### Stated goal:
Set down all of the data exactly as it appears.

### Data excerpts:
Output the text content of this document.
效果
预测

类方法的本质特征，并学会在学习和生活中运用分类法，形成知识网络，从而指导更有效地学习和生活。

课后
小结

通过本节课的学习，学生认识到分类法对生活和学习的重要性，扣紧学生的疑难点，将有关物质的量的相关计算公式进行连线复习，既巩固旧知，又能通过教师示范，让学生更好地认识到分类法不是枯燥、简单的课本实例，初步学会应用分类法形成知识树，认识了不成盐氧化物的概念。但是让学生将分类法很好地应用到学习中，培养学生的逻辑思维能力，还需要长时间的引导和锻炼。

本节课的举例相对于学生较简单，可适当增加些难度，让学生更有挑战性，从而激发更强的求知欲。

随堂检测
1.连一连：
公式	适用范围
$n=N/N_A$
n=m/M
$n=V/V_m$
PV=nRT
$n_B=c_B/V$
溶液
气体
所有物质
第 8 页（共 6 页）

### Exercise output:
Output the text content of this document.
效果
预测

类方法的本质特征，并学会在学习和生活中运用分类法，形成知识网络，从而指导更有效地学习和生活。

课后
小结

通过本节课的学习，学生认识到分类法对生活和学习的重要性，扣紧学生的疑难点，将有关物质的量的相关计算公式进行连线复习，既巩固旧知，又能通过教师示范，让学生更好地认识到分类法不是枯燥、简单的课本实例，初步学会应用分类法形成知识树，认识了不成盐氧化物的概念。但是让学生将分类法很好地应用到学习中，培养学生的逻辑思维能力，还需要长时间的引导和锻炼。

本节课的举例相对于学生较简单，可适当增加些难度，让学生更有挑战性，从而激发更强的求知欲。

随堂检测
1.连一连：
公式	适用范围
$n=N/N_A$
n=m/M
$n=V/V_m$
PV=nRT
$n_B=c_B/V$
溶液
气体
所有物质
第 8 页（共 6 页）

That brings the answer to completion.